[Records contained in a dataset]

╔══

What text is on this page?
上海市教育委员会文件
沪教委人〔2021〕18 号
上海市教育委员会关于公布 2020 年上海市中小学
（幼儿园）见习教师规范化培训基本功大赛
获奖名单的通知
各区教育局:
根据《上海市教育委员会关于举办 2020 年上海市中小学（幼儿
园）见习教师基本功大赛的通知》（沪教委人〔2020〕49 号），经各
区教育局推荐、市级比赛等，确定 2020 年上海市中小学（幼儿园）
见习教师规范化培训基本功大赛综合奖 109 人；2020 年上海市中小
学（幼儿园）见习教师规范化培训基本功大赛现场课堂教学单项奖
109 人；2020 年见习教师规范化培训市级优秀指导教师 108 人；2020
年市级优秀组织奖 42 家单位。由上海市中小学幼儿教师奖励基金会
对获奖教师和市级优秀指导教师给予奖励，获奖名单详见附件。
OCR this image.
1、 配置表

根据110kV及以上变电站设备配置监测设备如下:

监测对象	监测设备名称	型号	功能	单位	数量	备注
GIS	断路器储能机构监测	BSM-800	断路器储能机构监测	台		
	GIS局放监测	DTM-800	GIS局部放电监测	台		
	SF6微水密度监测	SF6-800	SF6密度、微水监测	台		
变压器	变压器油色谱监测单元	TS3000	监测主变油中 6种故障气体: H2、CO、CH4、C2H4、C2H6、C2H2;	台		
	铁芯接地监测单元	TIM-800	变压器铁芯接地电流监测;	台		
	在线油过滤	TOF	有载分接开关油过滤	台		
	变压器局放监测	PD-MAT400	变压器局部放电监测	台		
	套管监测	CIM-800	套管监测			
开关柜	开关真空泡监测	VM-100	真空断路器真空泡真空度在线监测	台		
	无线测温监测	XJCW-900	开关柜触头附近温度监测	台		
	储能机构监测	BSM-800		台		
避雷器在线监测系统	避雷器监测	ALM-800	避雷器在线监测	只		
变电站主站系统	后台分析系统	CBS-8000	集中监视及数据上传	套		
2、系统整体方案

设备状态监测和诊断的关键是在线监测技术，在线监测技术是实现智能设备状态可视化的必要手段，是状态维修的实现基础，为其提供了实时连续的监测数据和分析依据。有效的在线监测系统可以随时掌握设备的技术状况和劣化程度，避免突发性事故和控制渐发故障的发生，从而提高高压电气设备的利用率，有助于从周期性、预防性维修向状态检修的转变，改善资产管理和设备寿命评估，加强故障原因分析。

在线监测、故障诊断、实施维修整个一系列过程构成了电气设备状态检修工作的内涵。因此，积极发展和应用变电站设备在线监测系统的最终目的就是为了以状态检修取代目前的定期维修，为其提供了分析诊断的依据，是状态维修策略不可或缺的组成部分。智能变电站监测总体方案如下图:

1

╚══

Stated exercise :: Return the full listing, character for character.

The reply ::
What text is on this page?
上海市教育委员会文件
沪教委人〔2021〕18 号
上海市教育委员会关于公布 2020 年上海市中小学
（幼儿园）见习教师规范化培训基本功大赛
获奖名单的通知
各区教育局:
根据《上海市教育委员会关于举办 2020 年上海市中小学（幼儿
园）见习教师基本功大赛的通知》（沪教委人〔2020〕49 号），经各
区教育局推荐、市级比赛等，确定 2020 年上海市中小学（幼儿园）
见习教师规范化培训基本功大赛综合奖 109 人；2020 年上海市中小
学（幼儿园）见习教师规范化培训基本功大赛现场课堂教学单项奖
109 人；2020 年见习教师规范化培训市级优秀指导教师 108 人；2020
年市级优秀组织奖 42 家单位。由上海市中小学幼儿教师奖励基金会
对获奖教师和市级优秀指导教师给予奖励，获奖名单详见附件。
OCR this image.
1、 配置表

根据110kV及以上变电站设备配置监测设备如下:

监测对象	监测设备名称	型号	功能	单位	数量	备注
GIS	断路器储能机构监测	BSM-800	断路器储能机构监测	台		
	GIS局放监测	DTM-800	GIS局部放电监测	台		
	SF6微水密度监测	SF6-800	SF6密度、微水监测	台		
变压器	变压器油色谱监测单元	TS3000	监测主变油中 6种故障气体: H2、CO、CH4、C2H4、C2H6、C2H2;	台		
	铁芯接地监测单元	TIM-800	变压器铁芯接地电流监测;	台		
	在线油过滤	TOF	有载分接开关油过滤	台		
	变压器局放监测	PD-MAT400	变压器局部放电监测	台		
	套管监测	CIM-800	套管监测			
开关柜	开关真空泡监测	VM-100	真空断路器真空泡真空度在线监测	台		
	无线测温监测	XJCW-900	开关柜触头附近温度监测	台		
	储能机构监测	BSM-800		台		
避雷器在线监测系统	避雷器监测	ALM-800	避雷器在线监测	只		
变电站主站系统	后台分析系统	CBS-8000	集中监视及数据上传	套		
2、系统整体方案

设备状态监测和诊断的关键是在线监测技术，在线监测技术是实现智能设备状态可视化的必要手段，是状态维修的实现基础，为其提供了实时连续的监测数据和分析依据。有效的在线监测系统可以随时掌握设备的技术状况和劣化程度，避免突发性事故和控制渐发故障的发生，从而提高高压电气设备的利用率，有助于从周期性、预防性维修向状态检修的转变，改善资产管理和设备寿命评估，加强故障原因分析。

在线监测、故障诊断、实施维修整个一系列过程构成了电气设备状态检修工作的内涵。因此，积极发展和应用变电站设备在线监测系统的最终目的就是为了以状态检修取代目前的定期维修，为其提供了分析诊断的依据，是状态维修策略不可或缺的组成部分。智能变电站监测总体方案如下图:

1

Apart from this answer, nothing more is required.